REQUEST:
Repeat exactly each line of the data provided below.

PROVIDED DATA:
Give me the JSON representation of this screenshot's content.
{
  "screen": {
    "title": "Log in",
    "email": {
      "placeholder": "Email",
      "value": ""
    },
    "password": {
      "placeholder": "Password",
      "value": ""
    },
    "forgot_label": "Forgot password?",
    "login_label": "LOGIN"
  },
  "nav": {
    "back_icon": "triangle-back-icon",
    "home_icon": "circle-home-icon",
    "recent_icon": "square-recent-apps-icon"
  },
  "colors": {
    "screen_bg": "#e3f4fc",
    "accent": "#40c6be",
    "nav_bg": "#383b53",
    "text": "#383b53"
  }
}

SOLUTION:
Give me the JSON representation of this screenshot's content.
{
  "screen": {
    "title": "Log in",
    "email": {
      "placeholder": "Email",
      "value": ""
    },
    "password": {
      "placeholder": "Password",
      "value": ""
    },
    "forgot_label": "Forgot password?",
    "login_label": "LOGIN"
  },
  "nav": {
    "back_icon": "triangle-back-icon",
    "home_icon": "circle-home-icon",
    "recent_icon": "square-recent-apps-icon"
  },
  "colors": {
    "screen_bg": "#e3f4fc",
    "accent": "#40c6be",
    "nav_bg": "#383b53",
    "text": "#383b53"
  }
}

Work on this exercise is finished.